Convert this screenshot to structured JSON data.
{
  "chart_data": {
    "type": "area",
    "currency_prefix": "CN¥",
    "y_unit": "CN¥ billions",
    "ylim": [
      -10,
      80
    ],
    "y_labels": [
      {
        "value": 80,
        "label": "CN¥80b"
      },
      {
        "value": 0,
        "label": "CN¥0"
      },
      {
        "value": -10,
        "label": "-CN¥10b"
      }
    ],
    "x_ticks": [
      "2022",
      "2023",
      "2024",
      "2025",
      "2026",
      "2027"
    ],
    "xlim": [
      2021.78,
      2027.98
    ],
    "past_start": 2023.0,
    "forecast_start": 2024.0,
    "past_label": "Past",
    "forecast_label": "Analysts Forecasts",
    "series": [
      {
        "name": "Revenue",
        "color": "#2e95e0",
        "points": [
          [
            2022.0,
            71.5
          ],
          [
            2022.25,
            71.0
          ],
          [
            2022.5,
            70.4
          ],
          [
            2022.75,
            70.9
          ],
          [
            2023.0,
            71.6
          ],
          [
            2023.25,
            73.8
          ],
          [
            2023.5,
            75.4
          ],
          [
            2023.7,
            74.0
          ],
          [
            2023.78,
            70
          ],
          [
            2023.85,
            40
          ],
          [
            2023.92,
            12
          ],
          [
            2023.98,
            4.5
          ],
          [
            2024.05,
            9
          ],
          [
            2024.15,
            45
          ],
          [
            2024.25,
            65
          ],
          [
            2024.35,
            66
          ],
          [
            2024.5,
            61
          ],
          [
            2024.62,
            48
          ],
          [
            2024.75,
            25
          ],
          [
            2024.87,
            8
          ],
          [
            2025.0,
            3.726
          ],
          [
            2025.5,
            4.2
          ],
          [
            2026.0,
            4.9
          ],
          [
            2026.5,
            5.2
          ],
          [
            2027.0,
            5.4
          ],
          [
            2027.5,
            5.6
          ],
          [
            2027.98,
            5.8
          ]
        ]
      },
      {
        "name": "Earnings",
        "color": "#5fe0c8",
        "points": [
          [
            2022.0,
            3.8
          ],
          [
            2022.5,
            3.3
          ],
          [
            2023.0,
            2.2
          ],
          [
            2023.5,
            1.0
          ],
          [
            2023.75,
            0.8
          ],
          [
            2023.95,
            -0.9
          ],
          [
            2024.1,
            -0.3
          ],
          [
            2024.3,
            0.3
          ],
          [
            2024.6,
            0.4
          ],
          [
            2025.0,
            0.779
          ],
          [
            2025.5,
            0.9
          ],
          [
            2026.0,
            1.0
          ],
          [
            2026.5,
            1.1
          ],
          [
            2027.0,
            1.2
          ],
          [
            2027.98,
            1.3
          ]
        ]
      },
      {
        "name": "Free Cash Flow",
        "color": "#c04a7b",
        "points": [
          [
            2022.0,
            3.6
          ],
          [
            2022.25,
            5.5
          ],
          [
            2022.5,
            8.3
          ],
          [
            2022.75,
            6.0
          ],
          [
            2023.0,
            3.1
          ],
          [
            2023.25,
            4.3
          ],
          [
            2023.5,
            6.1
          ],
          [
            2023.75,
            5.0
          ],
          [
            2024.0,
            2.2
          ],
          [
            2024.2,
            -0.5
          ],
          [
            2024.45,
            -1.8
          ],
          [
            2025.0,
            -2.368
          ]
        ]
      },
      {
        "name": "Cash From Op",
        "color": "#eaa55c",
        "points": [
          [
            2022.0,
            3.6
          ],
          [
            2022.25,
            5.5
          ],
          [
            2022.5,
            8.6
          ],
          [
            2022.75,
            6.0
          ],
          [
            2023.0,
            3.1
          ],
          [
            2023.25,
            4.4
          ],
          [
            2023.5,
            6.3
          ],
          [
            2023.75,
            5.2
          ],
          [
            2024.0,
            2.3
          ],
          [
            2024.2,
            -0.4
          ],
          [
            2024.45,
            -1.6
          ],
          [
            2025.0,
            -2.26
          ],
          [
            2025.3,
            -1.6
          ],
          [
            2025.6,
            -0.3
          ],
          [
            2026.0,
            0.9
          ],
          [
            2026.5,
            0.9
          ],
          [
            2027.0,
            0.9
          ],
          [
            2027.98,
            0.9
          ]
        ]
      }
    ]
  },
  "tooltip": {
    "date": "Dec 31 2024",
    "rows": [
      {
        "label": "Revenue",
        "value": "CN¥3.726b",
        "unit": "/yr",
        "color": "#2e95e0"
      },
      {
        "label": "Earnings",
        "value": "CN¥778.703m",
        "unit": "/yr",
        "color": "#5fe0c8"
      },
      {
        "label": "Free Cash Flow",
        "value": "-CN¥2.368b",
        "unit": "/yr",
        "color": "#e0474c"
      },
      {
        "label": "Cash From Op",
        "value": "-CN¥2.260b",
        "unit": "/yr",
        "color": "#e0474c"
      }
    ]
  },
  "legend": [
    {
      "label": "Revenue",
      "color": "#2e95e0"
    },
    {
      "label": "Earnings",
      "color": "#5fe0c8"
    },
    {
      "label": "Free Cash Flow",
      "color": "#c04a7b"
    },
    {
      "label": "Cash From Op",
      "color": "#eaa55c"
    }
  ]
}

*Task details*: Find the string "color" in the listing and return every line that holds it.

*Exercise output*:
        "color": "#2e95e0",
        "color": "#5fe0c8",
        "color": "#c04a7b",
        "color": "#eaa55c",
        "color": "#2e95e0"
        "color": "#5fe0c8"
        "color": "#e0474c"
        "color": "#e0474c"
      "color": "#2e95e0"
      "color": "#5fe0c8"
      "color": "#c04a7b"
      "color": "#eaa55c"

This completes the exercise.